• [Task brief]: Reproduce the entries word for word but drop every picture.

• [Data for review]:
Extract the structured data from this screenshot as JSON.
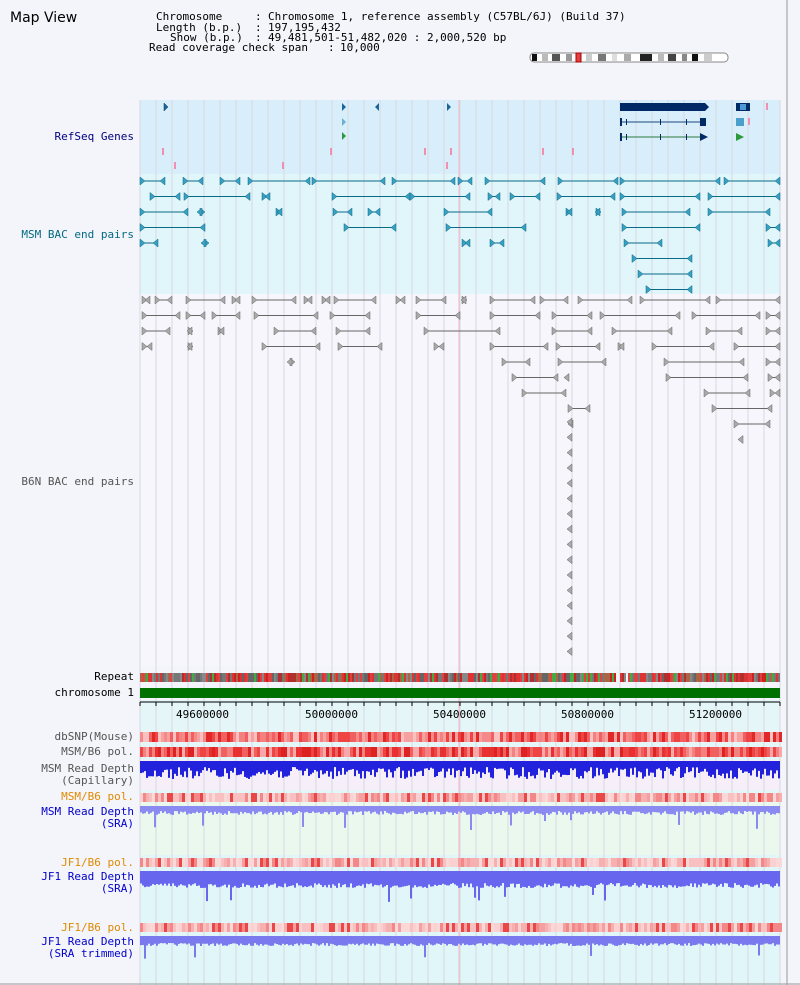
{
  "map_title": "Map View",
  "info": {
    "chromosome_label": "Chromosome",
    "chromosome_value": "Chromosome 1, reference assembly (C57BL/6J) (Build 37)",
    "length_label": "Length (b.p.)",
    "length_value": "197,195,432",
    "show_label": "Show (b.p.)",
    "show_value": "49,481,501-51,482,020 : 2,000,520 bp",
    "coverage_label": "Read coverage check span",
    "coverage_value": "10,000"
  },
  "tracks": {
    "refseq": "RefSeq Genes",
    "msm_bac": "MSM BAC end pairs",
    "b6n_bac": "B6N BAC end pairs",
    "repeat": "Repeat",
    "chromosome": "chromosome 1",
    "dbsnp": "dbSNP(Mouse)",
    "msm_b6_pol_1": "MSM/B6 pol.",
    "msm_read_depth_cap_1": "MSM Read Depth",
    "msm_read_depth_cap_2": "(Capillary)",
    "msm_b6_pol_2": "MSM/B6 pol.",
    "msm_read_depth_sra_1": "MSM Read Depth",
    "msm_read_depth_sra_2": "(SRA)",
    "jf1_b6_pol_1": "JF1/B6 pol.",
    "jf1_read_depth_sra_1": "JF1 Read Depth",
    "jf1_read_depth_sra_2": "(SRA)",
    "jf1_b6_pol_2": "JF1/B6 pol.",
    "jf1_read_depth_trim_1": "JF1 Read Depth",
    "jf1_read_depth_trim_2": "(SRA trimmed)"
  },
  "axis": {
    "ticks": [
      "49600000",
      "50000000",
      "50400000",
      "50800000",
      "51200000"
    ]
  },
  "colors": {
    "label_navy": "#000080",
    "label_teal": "#006b80",
    "label_gray": "#555555",
    "label_orange": "#e08a00",
    "label_blue": "#0000cc",
    "refseq_bg": "#d8eefa",
    "msm_bg": "#e0f6fa",
    "b6n_bg": "#f6f6fc",
    "chrom_green": "#007000",
    "gene_dark": "#002a66"
  }
}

• [Your solution]:
Extract the structured data from this screenshot as JSON.
{
  "map_title": "Map View",
  "info": {
    "chromosome_label": "Chromosome",
    "chromosome_value": "Chromosome 1, reference assembly (C57BL/6J) (Build 37)",
    "length_label": "Length (b.p.)",
    "length_value": "197,195,432",
    "show_label": "Show (b.p.)",
    "show_value": "49,481,501-51,482,020 : 2,000,520 bp",
    "coverage_label": "Read coverage check span",
    "coverage_value": "10,000"
  },
  "tracks": {
    "refseq": "RefSeq Genes",
    "msm_bac": "MSM BAC end pairs",
    "b6n_bac": "B6N BAC end pairs",
    "repeat": "Repeat",
    "chromosome": "chromosome 1",
    "dbsnp": "dbSNP(Mouse)",
    "msm_b6_pol_1": "MSM/B6 pol.",
    "msm_read_depth_cap_1": "MSM Read Depth",
    "msm_read_depth_cap_2": "(Capillary)",
    "msm_b6_pol_2": "MSM/B6 pol.",
    "msm_read_depth_sra_1": "MSM Read Depth",
    "msm_read_depth_sra_2": "(SRA)",
    "jf1_b6_pol_1": "JF1/B6 pol.",
    "jf1_read_depth_sra_1": "JF1 Read Depth",
    "jf1_read_depth_sra_2": "(SRA)",
    "jf1_b6_pol_2": "JF1/B6 pol.",
    "jf1_read_depth_trim_1": "JF1 Read Depth",
    "jf1_read_depth_trim_2": "(SRA trimmed)"
  },
  "axis": {
    "ticks": [
      "49600000",
      "50000000",
      "50400000",
      "50800000",
      "51200000"
    ]
  },
  "colors": {
    "label_navy": "#000080",
    "label_teal": "#006b80",
    "label_gray": "#555555",
    "label_orange": "#e08a00",
    "label_blue": "#0000cc",
    "refseq_bg": "#d8eefa",
    "msm_bg": "#e0f6fa",
    "b6n_bg": "#f6f6fc",
    "chrom_green": "#007000",
    "gene_dark": "#002a66"
  }
}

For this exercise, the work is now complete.